— START OF Page extract —

Home | About | Sematext search-lucene.com search-hadoop.com
 Search Hadoop and all its subprojects:

Switch to Threaded View
Sqoop, mail # user - Using Sqoop to merge/union databases


Copy link to this message
-
Re: Using Sqoop to merge/union databases
Kathleen Ting 2013-08-05, 19:09
Hi Shengjie, in addition to what Abe mentioned, sounds like you have a
perfect use-case for incremental mode lastmodified.

Internally, the lastmodified import consists of two standalone
MapReduce jobs. The first job will import the delta of changed data
similarly to the way normal import does. This import job will save
data in a temporary directory on HDFS. The second job will take both
the old and new data and will merge them together into the final
output, preserving only the last updated value for each row.

Here's a sample command [1]:
sqoop import \
  --connect jdbc:mysql://mysql.example.com/sqoop \
  --username sqoop \
  --password sqoop \
  --table visits \
  --incremental lastmodified \
  --check-column last_update_date \
  --last-value "2013-05-22 01:01:01"

[1] http://shop.oreilly.com/product/0636920029519.do

Hope this helps,
Kathleen

On Mon, Aug 5, 2013 at 8:40 AM, Abraham Elmahrek <[EMAIL PROTECTED]> wrote:
> Hey There,
>
> Sqoop is capable of performing incremental updates
> (http://sqoop.apache.org/docs/1.4.4/SqoopUserGuide.html#_incremental_imports).
> You can also import into HBase
> (http://sqoop.apache.org/docs/1.4.4/SqoopUserGuide.html#_importing_data_into_hbase).
>
> Sqoop should be able to update a single table for all three databases, but
> you'll need to make sure that the row keys sqoop generates don't overlap.
> Also, you'll likely have to manage '--last-value'
>
> I highly recommend testing such a setup first and reporting back with your
> findings!

— END OF Page extract —

(Task requirements)
- A) In the Sqoop thread, how many MapReduce jobs make up the lastmodified import?
- B) Please carry on the Sqoop thread from its last sentence.

— START OF Listing —

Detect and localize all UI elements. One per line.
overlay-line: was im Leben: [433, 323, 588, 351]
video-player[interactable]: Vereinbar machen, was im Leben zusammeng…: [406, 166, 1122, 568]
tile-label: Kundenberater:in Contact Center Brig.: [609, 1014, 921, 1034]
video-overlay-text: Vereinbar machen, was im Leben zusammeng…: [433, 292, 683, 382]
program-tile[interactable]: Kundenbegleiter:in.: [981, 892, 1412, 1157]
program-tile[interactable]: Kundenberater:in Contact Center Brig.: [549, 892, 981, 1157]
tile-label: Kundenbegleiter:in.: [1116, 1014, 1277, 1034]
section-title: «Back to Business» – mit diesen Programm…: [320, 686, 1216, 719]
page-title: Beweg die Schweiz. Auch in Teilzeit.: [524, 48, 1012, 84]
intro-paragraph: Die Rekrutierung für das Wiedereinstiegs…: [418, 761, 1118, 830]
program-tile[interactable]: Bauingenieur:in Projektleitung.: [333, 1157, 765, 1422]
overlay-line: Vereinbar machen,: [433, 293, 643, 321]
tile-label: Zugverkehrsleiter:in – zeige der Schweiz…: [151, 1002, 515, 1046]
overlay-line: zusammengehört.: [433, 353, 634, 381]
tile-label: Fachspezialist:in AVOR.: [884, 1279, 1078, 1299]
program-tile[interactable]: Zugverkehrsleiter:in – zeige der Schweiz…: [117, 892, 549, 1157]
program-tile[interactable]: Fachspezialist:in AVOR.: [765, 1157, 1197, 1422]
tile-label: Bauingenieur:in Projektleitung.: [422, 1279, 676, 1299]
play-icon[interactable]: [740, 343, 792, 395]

— END OF Listing —

(Answers to the tasks)
- A) Two standalone MapReduce jobs.

- B)
>
> -Abe
>
>
> On Sat, Aug 3, 2013 at 2:14 PM, shengjie min <[EMAIL PROTECTED]> wrote:
>>
>> Hi All,
>>
>> I've asked this question in HBase mailing list, people suggested me better
>> off ask it here :) so here I am. I am new to sqoop and having a use case
>> where there is a few applications running in house independently, Let's say
>> applications A, B, C. Each has its own DB associated. I wanna create a
>> aggregated view on all the databases so that I don't have to jump into
>> different dbs to find the info I need. Simply example will be all three
>> applications have a table called "users", they are v similar, I wanna union
>> the "users" table.
>>
>> I've had a look at sqoop, looks like it allows me to move data from
>> database A,B,C to a single/centralised place - e.g. HBase?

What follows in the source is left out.